→ **SET EXERCISE**
Quote every line below exactly as it reads.

Records from a collection:
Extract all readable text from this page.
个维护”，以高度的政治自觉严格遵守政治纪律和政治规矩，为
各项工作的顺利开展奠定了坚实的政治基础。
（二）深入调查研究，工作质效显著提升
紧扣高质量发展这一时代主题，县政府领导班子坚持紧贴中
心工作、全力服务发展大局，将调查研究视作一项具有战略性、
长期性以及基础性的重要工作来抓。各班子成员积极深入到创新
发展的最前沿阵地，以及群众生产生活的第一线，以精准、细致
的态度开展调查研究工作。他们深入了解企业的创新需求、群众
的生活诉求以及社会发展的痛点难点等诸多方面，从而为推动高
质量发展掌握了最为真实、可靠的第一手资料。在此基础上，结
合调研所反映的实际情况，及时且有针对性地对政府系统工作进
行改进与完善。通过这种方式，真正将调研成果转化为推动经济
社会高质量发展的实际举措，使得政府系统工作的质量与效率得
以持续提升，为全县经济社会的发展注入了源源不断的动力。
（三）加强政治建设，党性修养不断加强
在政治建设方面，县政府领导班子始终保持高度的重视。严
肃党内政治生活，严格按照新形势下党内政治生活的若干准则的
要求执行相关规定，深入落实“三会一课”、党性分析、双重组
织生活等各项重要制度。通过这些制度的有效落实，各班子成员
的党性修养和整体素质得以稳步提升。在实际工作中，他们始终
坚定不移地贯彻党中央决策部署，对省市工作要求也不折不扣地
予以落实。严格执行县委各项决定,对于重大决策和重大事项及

→ **TASK SOLUTION**
Extract all readable text from this page.
个维护”，以高度的政治自觉严格遵守政治纪律和政治规矩，为
各项工作的顺利开展奠定了坚实的政治基础。
（二）深入调查研究，工作质效显著提升
紧扣高质量发展这一时代主题，县政府领导班子坚持紧贴中
心工作、全力服务发展大局，将调查研究视作一项具有战略性、
长期性以及基础性的重要工作来抓。各班子成员积极深入到创新
发展的最前沿阵地，以及群众生产生活的第一线，以精准、细致
的态度开展调查研究工作。他们深入了解企业的创新需求、群众
的生活诉求以及社会发展的痛点难点等诸多方面，从而为推动高
质量发展掌握了最为真实、可靠的第一手资料。在此基础上，结
合调研所反映的实际情况，及时且有针对性地对政府系统工作进
行改进与完善。通过这种方式，真正将调研成果转化为推动经济
社会高质量发展的实际举措，使得政府系统工作的质量与效率得
以持续提升，为全县经济社会的发展注入了源源不断的动力。
（三）加强政治建设，党性修养不断加强
在政治建设方面，县政府领导班子始终保持高度的重视。严
肃党内政治生活，严格按照新形势下党内政治生活的若干准则的
要求执行相关规定，深入落实“三会一课”、党性分析、双重组
织生活等各项重要制度。通过这些制度的有效落实，各班子成员
的党性修养和整体素质得以稳步提升。在实际工作中，他们始终
坚定不移地贯彻党中央决策部署，对省市工作要求也不折不扣地
予以落实。严格执行县委各项决定,对于重大决策和重大事项及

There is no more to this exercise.